-- START Input rows --

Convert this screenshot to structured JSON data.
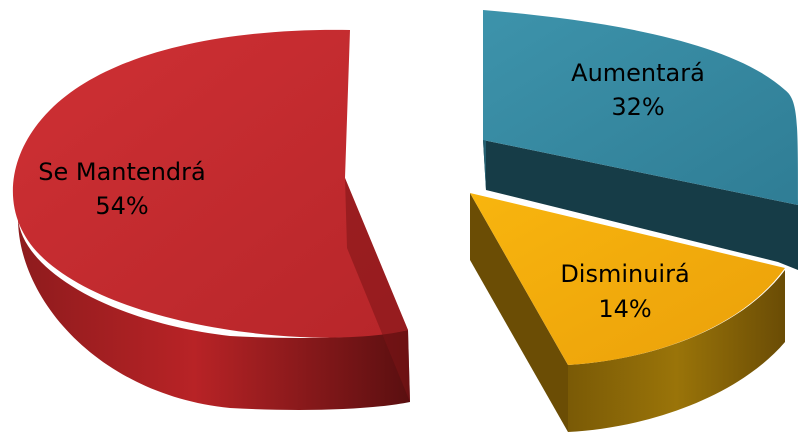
{
  "chart_data": {
    "type": "pie",
    "categories": [
      "Aumentará",
      "Disminuirá",
      "Se Mantendrá"
    ],
    "values": [
      32,
      14,
      54
    ],
    "value_labels": [
      "32%",
      "14%",
      "54%"
    ],
    "colors": [
      "#3a8fa8",
      "#f5ad0c",
      "#c32c2f"
    ],
    "style": "3d-exploded"
  }
}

-- END Input rows --

> **Given request**:
Reproduce the material above verbatim; omit every picture.

> **Result of this exercise**:
Convert this screenshot to structured JSON data.
{
  "chart_data": {
    "type": "pie",
    "categories": [
      "Aumentará",
      "Disminuirá",
      "Se Mantendrá"
    ],
    "values": [
      32,
      14,
      54
    ],
    "value_labels": [
      "32%",
      "14%",
      "54%"
    ],
    "colors": [
      "#3a8fa8",
      "#f5ad0c",
      "#c32c2f"
    ],
    "style": "3d-exploded"
  }
}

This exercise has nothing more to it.